LISTING:
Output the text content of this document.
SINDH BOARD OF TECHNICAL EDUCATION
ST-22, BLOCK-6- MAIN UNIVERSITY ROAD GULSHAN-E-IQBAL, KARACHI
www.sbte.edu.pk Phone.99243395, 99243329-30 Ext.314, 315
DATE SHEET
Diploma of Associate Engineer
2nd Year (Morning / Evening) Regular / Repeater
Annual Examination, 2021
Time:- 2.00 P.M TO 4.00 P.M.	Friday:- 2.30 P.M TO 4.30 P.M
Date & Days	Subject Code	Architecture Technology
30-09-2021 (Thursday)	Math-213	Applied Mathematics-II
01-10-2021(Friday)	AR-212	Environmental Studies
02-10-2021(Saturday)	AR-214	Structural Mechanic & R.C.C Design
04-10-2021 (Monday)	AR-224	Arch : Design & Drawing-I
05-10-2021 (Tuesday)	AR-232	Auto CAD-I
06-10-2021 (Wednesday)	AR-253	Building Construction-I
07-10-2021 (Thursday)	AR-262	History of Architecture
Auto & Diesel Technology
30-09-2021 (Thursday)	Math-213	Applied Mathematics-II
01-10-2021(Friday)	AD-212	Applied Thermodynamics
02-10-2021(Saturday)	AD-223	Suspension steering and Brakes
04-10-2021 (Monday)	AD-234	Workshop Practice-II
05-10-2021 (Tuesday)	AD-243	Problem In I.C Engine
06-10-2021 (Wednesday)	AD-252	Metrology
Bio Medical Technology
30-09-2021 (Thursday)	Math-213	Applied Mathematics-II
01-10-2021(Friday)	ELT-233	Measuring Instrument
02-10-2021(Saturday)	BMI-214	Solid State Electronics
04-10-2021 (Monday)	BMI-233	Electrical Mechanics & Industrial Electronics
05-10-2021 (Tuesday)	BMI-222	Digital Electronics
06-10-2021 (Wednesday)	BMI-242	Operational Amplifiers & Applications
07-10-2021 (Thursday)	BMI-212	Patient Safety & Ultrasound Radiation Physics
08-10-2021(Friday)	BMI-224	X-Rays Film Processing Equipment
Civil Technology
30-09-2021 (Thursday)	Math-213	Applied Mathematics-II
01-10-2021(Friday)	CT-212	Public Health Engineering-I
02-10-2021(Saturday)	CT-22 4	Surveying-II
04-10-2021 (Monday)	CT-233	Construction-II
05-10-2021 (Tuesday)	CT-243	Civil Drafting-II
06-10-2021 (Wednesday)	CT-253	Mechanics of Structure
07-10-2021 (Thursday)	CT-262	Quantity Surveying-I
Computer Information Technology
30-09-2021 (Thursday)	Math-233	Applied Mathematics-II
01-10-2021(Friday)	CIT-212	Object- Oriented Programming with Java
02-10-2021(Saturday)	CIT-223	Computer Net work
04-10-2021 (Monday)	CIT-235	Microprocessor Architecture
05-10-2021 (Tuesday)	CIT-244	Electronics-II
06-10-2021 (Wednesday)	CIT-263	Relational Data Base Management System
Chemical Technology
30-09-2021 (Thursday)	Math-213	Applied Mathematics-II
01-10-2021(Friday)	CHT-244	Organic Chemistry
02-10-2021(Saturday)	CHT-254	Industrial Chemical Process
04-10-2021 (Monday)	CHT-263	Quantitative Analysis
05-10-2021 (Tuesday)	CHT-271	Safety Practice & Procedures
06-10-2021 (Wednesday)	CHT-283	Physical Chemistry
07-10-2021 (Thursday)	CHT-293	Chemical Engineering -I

WORK INSTRUCTIONS: Tell how many lines contain the word "Tuesday", using only the number.

SOLUTION TO THIS EXERCISE: 6